**Do this**
Extract every record, keeping each one exactly as it is.

• • • •

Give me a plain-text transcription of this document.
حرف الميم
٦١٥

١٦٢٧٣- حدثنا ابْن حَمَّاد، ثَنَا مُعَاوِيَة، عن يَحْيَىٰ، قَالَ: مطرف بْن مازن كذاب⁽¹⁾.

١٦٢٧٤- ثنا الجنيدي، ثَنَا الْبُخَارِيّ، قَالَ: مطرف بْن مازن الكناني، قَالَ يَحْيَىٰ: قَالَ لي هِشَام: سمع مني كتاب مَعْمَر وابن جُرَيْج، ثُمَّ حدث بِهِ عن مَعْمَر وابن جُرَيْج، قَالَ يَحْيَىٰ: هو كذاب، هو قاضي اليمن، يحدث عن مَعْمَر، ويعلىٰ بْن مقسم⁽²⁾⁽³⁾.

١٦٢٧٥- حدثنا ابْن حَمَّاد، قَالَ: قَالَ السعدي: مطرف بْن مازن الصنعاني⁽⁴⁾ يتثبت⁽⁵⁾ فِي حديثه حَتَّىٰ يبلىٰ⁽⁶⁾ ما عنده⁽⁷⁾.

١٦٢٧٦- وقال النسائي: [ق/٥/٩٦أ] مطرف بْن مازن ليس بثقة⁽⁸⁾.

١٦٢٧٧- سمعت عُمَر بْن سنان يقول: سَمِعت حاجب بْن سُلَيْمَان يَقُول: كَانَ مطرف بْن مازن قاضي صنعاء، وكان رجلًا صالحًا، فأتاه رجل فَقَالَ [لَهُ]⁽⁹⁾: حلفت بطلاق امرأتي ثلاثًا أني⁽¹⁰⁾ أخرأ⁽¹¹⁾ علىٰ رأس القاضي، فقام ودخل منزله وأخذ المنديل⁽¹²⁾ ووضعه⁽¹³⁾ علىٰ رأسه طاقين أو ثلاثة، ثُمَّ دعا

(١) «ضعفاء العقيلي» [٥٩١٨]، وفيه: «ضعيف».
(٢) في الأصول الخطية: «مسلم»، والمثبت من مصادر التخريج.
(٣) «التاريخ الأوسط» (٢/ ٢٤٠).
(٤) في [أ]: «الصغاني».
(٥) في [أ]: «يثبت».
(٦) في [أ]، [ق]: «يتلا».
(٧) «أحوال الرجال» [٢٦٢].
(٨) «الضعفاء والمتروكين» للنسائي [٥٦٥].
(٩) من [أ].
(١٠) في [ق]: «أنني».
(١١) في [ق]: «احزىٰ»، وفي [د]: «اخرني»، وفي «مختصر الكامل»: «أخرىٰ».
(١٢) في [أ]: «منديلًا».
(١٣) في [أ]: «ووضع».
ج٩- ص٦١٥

• • • •

**Output for this task**
Give me a plain-text transcription of this document.
حرف الميم
٦١٥

١٦٢٧٣- حدثنا ابْن حَمَّاد، ثَنَا مُعَاوِيَة، عن يَحْيَىٰ، قَالَ: مطرف بْن مازن كذاب⁽¹⁾.

١٦٢٧٤- ثنا الجنيدي، ثَنَا الْبُخَارِيّ، قَالَ: مطرف بْن مازن الكناني، قَالَ يَحْيَىٰ: قَالَ لي هِشَام: سمع مني كتاب مَعْمَر وابن جُرَيْج، ثُمَّ حدث بِهِ عن مَعْمَر وابن جُرَيْج، قَالَ يَحْيَىٰ: هو كذاب، هو قاضي اليمن، يحدث عن مَعْمَر، ويعلىٰ بْن مقسم⁽²⁾⁽³⁾.

١٦٢٧٥- حدثنا ابْن حَمَّاد، قَالَ: قَالَ السعدي: مطرف بْن مازن الصنعاني⁽⁴⁾ يتثبت⁽⁵⁾ فِي حديثه حَتَّىٰ يبلىٰ⁽⁶⁾ ما عنده⁽⁷⁾.

١٦٢٧٦- وقال النسائي: [ق/٥/٩٦أ] مطرف بْن مازن ليس بثقة⁽⁸⁾.

١٦٢٧٧- سمعت عُمَر بْن سنان يقول: سَمِعت حاجب بْن سُلَيْمَان يَقُول: كَانَ مطرف بْن مازن قاضي صنعاء، وكان رجلًا صالحًا، فأتاه رجل فَقَالَ [لَهُ]⁽⁹⁾: حلفت بطلاق امرأتي ثلاثًا أني⁽¹⁰⁾ أخرأ⁽¹¹⁾ علىٰ رأس القاضي، فقام ودخل منزله وأخذ المنديل⁽¹²⁾ ووضعه⁽¹³⁾ علىٰ رأسه طاقين أو ثلاثة، ثُمَّ دعا

(١) «ضعفاء العقيلي» [٥٩١٨]، وفيه: «ضعيف».
(٢) في الأصول الخطية: «مسلم»، والمثبت من مصادر التخريج.
(٣) «التاريخ الأوسط» (٢/ ٢٤٠).
(٤) في [أ]: «الصغاني».
(٥) في [أ]: «يثبت».
(٦) في [أ]، [ق]: «يتلا».
(٧) «أحوال الرجال» [٢٦٢].
(٨) «الضعفاء والمتروكين» للنسائي [٥٦٥].
(٩) من [أ].
(١٠) في [ق]: «أنني».
(١١) في [ق]: «احزىٰ»، وفي [د]: «اخرني»، وفي «مختصر الكامل»: «أخرىٰ».
(١٢) في [أ]: «منديلًا».
(١٣) في [أ]: «ووضع».
ج٩- ص٦١٥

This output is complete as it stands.